Prompt: Copy out, from the entries below, each line holding the string "Neutal".
begin Entries
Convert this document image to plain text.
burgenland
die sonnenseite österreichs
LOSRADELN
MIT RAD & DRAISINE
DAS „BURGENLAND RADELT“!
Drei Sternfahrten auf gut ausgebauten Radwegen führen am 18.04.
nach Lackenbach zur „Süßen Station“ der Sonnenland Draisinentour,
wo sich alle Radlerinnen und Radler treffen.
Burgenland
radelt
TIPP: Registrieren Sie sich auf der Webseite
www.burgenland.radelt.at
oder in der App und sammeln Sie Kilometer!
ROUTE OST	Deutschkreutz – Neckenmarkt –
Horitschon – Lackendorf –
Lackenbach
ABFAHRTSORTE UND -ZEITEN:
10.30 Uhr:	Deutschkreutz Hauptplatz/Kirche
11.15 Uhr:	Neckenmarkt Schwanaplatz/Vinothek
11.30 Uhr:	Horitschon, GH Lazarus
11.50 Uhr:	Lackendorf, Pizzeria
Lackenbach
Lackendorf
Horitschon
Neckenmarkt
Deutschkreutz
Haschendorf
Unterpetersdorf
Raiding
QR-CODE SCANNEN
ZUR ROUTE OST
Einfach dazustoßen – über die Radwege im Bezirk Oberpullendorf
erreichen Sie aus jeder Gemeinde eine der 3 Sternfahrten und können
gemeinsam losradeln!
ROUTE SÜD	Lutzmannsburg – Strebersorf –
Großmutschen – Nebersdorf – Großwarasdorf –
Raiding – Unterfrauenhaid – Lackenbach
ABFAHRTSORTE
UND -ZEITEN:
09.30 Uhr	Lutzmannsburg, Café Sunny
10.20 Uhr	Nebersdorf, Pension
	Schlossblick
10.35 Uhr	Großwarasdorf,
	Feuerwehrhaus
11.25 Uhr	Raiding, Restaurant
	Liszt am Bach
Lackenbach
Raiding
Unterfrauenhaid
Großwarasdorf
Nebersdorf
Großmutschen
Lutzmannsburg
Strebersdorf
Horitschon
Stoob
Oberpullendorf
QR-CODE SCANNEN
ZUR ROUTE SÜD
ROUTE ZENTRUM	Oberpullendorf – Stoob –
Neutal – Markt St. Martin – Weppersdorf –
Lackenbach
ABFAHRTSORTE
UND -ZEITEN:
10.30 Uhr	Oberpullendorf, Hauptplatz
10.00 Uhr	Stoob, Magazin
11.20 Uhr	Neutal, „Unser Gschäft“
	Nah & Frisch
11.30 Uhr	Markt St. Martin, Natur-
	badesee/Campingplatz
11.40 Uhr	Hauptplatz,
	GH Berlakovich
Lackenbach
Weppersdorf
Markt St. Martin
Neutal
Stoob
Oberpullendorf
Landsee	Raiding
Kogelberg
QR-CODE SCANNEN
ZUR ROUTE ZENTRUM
end Entries
Full solution:
Neutal – Markt St. Martin – Weppersdorf –
11.20 Uhr	Neutal, „Unser Gschäft“
Neutal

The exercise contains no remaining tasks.